**DATA ROWS:**
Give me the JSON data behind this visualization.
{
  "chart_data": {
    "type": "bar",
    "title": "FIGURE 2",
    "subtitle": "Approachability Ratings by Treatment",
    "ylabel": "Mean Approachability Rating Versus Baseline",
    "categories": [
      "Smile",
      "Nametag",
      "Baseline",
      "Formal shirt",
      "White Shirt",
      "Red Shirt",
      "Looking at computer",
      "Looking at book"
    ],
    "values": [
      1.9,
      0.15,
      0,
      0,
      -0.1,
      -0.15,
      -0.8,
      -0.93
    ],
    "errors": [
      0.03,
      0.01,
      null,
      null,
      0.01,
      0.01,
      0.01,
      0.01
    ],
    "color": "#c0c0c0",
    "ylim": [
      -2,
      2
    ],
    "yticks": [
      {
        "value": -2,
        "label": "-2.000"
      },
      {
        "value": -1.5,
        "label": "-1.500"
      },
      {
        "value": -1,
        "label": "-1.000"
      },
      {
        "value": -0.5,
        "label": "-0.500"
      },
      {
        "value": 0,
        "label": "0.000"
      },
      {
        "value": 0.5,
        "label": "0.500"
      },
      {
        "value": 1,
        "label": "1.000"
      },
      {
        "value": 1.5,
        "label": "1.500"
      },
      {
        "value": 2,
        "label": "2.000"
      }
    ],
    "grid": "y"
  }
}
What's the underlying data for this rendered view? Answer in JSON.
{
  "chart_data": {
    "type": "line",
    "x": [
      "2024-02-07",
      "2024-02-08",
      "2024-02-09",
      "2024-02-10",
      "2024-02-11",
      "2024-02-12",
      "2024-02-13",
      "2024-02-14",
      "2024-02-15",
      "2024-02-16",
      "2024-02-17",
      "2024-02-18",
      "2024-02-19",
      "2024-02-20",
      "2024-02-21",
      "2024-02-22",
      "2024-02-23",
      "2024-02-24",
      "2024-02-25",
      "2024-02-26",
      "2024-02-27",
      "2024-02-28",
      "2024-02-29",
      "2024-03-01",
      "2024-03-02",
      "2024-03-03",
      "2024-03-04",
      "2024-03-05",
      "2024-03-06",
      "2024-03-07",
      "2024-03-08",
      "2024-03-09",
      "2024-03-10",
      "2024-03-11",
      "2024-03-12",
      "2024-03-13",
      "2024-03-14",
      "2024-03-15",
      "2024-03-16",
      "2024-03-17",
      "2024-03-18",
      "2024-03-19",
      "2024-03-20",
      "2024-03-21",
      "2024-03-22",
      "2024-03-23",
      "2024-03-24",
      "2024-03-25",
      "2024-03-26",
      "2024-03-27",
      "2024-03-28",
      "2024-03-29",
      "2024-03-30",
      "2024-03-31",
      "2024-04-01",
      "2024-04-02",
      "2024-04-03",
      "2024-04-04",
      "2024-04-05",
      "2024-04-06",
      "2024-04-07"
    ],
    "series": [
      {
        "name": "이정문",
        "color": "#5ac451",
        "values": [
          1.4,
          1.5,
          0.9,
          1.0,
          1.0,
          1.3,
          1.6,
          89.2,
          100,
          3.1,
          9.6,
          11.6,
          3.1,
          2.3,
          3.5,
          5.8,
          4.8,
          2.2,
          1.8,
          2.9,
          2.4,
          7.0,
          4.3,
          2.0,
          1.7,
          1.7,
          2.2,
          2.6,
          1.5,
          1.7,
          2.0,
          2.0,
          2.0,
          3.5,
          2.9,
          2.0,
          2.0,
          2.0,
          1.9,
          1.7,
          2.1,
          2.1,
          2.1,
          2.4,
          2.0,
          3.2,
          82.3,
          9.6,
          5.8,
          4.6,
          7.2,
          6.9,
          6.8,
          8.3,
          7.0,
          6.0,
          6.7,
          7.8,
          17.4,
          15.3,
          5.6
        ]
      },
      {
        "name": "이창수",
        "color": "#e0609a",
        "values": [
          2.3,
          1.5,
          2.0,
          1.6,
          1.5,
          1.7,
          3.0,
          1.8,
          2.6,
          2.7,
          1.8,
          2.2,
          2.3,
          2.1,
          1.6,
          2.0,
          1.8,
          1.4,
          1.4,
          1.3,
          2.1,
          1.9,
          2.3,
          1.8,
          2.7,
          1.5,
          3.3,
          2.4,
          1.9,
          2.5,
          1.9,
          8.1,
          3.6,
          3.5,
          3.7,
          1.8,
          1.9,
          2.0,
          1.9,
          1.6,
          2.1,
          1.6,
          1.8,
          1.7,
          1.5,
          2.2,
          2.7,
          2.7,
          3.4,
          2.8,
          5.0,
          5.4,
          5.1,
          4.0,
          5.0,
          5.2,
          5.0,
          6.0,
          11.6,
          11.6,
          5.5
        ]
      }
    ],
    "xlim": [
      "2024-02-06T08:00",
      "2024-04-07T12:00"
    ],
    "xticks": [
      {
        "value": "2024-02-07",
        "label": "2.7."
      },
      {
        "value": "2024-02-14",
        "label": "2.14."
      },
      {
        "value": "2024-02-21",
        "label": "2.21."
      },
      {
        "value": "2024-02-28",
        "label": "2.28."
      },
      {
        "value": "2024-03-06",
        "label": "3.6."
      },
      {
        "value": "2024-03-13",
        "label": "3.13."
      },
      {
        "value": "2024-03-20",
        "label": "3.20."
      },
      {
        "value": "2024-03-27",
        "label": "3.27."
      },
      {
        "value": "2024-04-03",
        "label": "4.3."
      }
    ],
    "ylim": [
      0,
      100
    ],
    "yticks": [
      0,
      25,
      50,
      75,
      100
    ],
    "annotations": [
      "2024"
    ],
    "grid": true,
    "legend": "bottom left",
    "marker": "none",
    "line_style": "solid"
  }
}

**WORK TO COMPLETE:** Give only the number of lines that include the word "Approachability".

**WORKED SOLUTION:** 2